→ Description of the task: Please recast every row below as a JSON list of strings, one string per line, with blank lines left out.

→ Input for this task:
>>>

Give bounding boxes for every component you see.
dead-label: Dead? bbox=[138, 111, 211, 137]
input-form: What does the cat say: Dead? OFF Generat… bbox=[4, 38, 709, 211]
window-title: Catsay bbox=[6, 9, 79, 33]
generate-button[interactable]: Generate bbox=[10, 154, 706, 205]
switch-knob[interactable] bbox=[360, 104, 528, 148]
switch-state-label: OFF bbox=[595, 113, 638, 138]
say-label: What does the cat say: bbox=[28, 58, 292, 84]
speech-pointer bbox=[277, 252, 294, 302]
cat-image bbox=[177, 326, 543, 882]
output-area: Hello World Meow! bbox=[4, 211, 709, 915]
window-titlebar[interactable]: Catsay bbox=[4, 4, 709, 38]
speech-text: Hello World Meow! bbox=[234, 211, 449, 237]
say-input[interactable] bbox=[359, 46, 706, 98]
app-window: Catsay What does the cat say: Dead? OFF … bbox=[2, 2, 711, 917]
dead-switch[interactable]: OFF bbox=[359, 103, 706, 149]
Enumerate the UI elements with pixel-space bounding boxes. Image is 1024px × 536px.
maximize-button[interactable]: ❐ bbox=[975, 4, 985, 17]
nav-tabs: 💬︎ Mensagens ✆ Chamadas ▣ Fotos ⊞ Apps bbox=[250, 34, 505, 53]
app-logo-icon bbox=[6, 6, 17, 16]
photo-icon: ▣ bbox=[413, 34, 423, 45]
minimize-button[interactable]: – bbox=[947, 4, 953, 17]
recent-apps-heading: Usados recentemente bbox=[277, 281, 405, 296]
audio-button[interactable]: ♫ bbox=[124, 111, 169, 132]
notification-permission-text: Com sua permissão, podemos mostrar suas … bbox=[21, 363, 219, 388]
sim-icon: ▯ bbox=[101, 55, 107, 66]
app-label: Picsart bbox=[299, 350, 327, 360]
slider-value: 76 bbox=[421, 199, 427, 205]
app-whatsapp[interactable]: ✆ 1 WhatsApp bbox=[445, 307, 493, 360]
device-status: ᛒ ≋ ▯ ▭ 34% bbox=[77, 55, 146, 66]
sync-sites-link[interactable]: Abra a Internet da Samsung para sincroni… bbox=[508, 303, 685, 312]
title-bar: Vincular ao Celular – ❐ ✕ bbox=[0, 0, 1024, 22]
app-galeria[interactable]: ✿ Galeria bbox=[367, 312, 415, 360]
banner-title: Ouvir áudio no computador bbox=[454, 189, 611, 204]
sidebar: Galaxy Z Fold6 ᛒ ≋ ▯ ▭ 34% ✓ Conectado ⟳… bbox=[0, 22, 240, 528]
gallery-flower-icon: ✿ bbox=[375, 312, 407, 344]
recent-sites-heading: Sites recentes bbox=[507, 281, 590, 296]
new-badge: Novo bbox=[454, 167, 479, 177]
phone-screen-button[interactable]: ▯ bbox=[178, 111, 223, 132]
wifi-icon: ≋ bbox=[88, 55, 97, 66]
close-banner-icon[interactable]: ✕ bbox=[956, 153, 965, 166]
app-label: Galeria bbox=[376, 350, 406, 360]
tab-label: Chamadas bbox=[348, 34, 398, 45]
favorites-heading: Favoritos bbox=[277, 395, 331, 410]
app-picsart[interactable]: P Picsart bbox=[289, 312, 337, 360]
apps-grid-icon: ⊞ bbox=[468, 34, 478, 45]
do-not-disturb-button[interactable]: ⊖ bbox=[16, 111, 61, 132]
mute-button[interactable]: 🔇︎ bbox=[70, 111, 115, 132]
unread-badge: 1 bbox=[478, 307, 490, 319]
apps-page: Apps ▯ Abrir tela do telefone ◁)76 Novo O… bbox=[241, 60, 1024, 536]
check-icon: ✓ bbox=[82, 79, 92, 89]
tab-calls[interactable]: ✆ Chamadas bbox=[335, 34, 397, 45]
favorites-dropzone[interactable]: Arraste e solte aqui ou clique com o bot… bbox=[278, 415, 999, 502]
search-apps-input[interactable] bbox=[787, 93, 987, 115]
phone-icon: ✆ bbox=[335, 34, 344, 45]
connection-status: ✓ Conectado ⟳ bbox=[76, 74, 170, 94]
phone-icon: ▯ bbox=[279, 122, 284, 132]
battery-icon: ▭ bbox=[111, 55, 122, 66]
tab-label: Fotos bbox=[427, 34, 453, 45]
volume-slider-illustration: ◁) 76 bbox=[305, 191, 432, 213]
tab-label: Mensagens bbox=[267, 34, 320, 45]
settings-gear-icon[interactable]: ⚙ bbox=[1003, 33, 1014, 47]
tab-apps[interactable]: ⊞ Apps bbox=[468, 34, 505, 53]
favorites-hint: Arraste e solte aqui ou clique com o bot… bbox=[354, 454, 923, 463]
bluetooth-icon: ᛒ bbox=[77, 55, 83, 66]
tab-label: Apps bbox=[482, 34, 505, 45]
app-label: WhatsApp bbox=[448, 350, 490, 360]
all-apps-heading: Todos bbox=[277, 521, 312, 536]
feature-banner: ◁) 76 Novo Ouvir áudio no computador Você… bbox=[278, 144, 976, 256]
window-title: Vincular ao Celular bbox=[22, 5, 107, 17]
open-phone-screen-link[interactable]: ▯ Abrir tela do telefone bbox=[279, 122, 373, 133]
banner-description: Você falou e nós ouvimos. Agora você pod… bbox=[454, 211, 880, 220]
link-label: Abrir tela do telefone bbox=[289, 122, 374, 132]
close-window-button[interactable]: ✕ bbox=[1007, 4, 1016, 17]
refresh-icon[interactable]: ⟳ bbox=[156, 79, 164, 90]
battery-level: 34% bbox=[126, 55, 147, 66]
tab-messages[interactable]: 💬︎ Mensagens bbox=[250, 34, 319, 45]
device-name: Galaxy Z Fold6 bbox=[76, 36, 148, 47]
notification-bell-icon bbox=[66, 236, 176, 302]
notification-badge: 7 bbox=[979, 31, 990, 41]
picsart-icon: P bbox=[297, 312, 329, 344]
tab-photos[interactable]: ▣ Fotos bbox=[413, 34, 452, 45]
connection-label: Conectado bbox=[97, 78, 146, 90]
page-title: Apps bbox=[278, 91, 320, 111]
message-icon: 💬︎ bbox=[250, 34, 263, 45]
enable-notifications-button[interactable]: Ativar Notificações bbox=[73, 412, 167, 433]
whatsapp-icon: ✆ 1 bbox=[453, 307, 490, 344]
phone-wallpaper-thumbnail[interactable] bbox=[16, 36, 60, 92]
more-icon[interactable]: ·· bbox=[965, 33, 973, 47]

<<<

→ Task output:
[
  "Give bounding boxes for every component you see.",
  "dead-label: Dead? bbox=[138, 111, 211, 137]",
  "input-form: What does the cat say: Dead? OFF Generat… bbox=[4, 38, 709, 211]",
  "window-title: Catsay bbox=[6, 9, 79, 33]",
  "generate-button[interactable]: Generate bbox=[10, 154, 706, 205]",
  "switch-knob[interactable] bbox=[360, 104, 528, 148]",
  "switch-state-label: OFF bbox=[595, 113, 638, 138]",
  "say-label: What does the cat say: bbox=[28, 58, 292, 84]",
  "speech-pointer bbox=[277, 252, 294, 302]",
  "cat-image bbox=[177, 326, 543, 882]",
  "output-area: Hello World Meow! bbox=[4, 211, 709, 915]",
  "window-titlebar[interactable]: Catsay bbox=[4, 4, 709, 38]",
  "speech-text: Hello World Meow! bbox=[234, 211, 449, 237]",
  "say-input[interactable] bbox=[359, 46, 706, 98]",
  "app-window: Catsay What does the cat say: Dead? OFF … bbox=[2, 2, 711, 917]",
  "dead-switch[interactable]: OFF bbox=[359, 103, 706, 149]",
  "Enumerate the UI elements with pixel-space bounding boxes. Image is 1024px × 536px.",
  "maximize-button[interactable]: ❐ bbox=[975, 4, 985, 17]",
  "nav-tabs: 💬︎ Mensagens ✆ Chamadas ▣ Fotos ⊞ Apps bbox=[250, 34, 505, 53]",
  "app-logo-icon bbox=[6, 6, 17, 16]",
  "photo-icon: ▣ bbox=[413, 34, 423, 45]",
  "minimize-button[interactable]: – bbox=[947, 4, 953, 17]",
  "recent-apps-heading: Usados recentemente bbox=[277, 281, 405, 296]",
  "audio-button[interactable]: ♫ bbox=[124, 111, 169, 132]",
  "notification-permission-text: Com sua permissão, podemos mostrar suas … bbox=[21, 363, 219, 388]",
  "sim-icon: ▯ bbox=[101, 55, 107, 66]",
  "app-label: Picsart bbox=[299, 350, 327, 360]",
  "slider-value: 76 bbox=[421, 199, 427, 205]",
  "app-whatsapp[interactable]: ✆ 1 WhatsApp bbox=[445, 307, 493, 360]",
  "device-status: ᛒ ≋ ▯ ▭ 34% bbox=[77, 55, 146, 66]",
  "sync-sites-link[interactable]: Abra a Internet da Samsung para sincroni… bbox=[508, 303, 685, 312]",
  "title-bar: Vincular ao Celular – ❐ ✕ bbox=[0, 0, 1024, 22]",
  "app-galeria[interactable]: ✿ Galeria bbox=[367, 312, 415, 360]",
  "banner-title: Ouvir áudio no computador bbox=[454, 189, 611, 204]",
  "sidebar: Galaxy Z Fold6 ᛒ ≋ ▯ ▭ 34% ✓ Conectado ⟳… bbox=[0, 22, 240, 528]",
  "gallery-flower-icon: ✿ bbox=[375, 312, 407, 344]",
  "recent-sites-heading: Sites recentes bbox=[507, 281, 590, 296]",
  "new-badge: Novo bbox=[454, 167, 479, 177]",
  "phone-screen-button[interactable]: ▯ bbox=[178, 111, 223, 132]",
  "wifi-icon: ≋ bbox=[88, 55, 97, 66]",
  "close-banner-icon[interactable]: ✕ bbox=[956, 153, 965, 166]",
  "app-label: Galeria bbox=[376, 350, 406, 360]",
  "tab-label: Chamadas bbox=[348, 34, 398, 45]",
  "favorites-heading: Favoritos bbox=[277, 395, 331, 410]",
  "app-picsart[interactable]: P Picsart bbox=[289, 312, 337, 360]",
  "apps-grid-icon: ⊞ bbox=[468, 34, 478, 45]",
  "do-not-disturb-button[interactable]: ⊖ bbox=[16, 111, 61, 132]",
  "mute-button[interactable]: 🔇︎ bbox=[70, 111, 115, 132]",
  "unread-badge: 1 bbox=[478, 307, 490, 319]",
  "apps-page: Apps ▯ Abrir tela do telefone ◁)76 Novo O… bbox=[241, 60, 1024, 536]",
  "check-icon: ✓ bbox=[82, 79, 92, 89]",
  "tab-calls[interactable]: ✆ Chamadas bbox=[335, 34, 397, 45]",
  "favorites-dropzone[interactable]: Arraste e solte aqui ou clique com o bot… bbox=[278, 415, 999, 502]",
  "search-apps-input[interactable] bbox=[787, 93, 987, 115]",
  "phone-icon: ✆ bbox=[335, 34, 344, 45]",
  "connection-status: ✓ Conectado ⟳ bbox=[76, 74, 170, 94]",
  "phone-icon: ▯ bbox=[279, 122, 284, 132]",
  "battery-icon: ▭ bbox=[111, 55, 122, 66]",
  "tab-label: Fotos bbox=[427, 34, 453, 45]",
  "volume-slider-illustration: ◁) 76 bbox=[305, 191, 432, 213]",
  "tab-label: Mensagens bbox=[267, 34, 320, 45]",
  "settings-gear-icon[interactable]: ⚙ bbox=[1003, 33, 1014, 47]",
  "tab-apps[interactable]: ⊞ Apps bbox=[468, 34, 505, 53]",
  "favorites-hint: Arraste e solte aqui ou clique com o bot… bbox=[354, 454, 923, 463]",
  "bluetooth-icon: ᛒ bbox=[77, 55, 83, 66]",
  "tab-label: Apps bbox=[482, 34, 505, 45]",
  "app-label: WhatsApp bbox=[448, 350, 490, 360]",
  "all-apps-heading: Todos bbox=[277, 521, 312, 536]",
  "feature-banner: ◁) 76 Novo Ouvir áudio no computador Você… bbox=[278, 144, 976, 256]",
  "window-title: Vincular ao Celular bbox=[22, 5, 107, 17]",
  "open-phone-screen-link[interactable]: ▯ Abrir tela do telefone bbox=[279, 122, 373, 133]",
  "banner-description: Você falou e nós ouvimos. Agora você pod… bbox=[454, 211, 880, 220]",
  "link-label: Abrir tela do telefone bbox=[289, 122, 374, 132]",
  "close-window-button[interactable]: ✕ bbox=[1007, 4, 1016, 17]",
  "refresh-icon[interactable]: ⟳ bbox=[156, 79, 164, 90]",
  "battery-level: 34% bbox=[126, 55, 147, 66]",
  "tab-messages[interactable]: 💬︎ Mensagens bbox=[250, 34, 319, 45]",
  "device-name: Galaxy Z Fold6 bbox=[76, 36, 148, 47]",
  "notification-bell-icon bbox=[66, 236, 176, 302]",
  "notification-badge: 7 bbox=[979, 31, 990, 41]",
  "picsart-icon: P bbox=[297, 312, 329, 344]",
  "tab-photos[interactable]: ▣ Fotos bbox=[413, 34, 452, 45]",
  "connection-label: Conectado bbox=[97, 78, 146, 90]",
  "page-title: Apps bbox=[278, 91, 320, 111]",
  "message-icon: 💬︎ bbox=[250, 34, 263, 45]",
  "enable-notifications-button[interactable]: Ativar Notificações bbox=[73, 412, 167, 433]",
  "whatsapp-icon: ✆ 1 bbox=[453, 307, 490, 344]",
  "phone-wallpaper-thumbnail[interactable] bbox=[16, 36, 60, 92]",
  "more-icon[interactable]: ·· bbox=[965, 33, 973, 47]"
]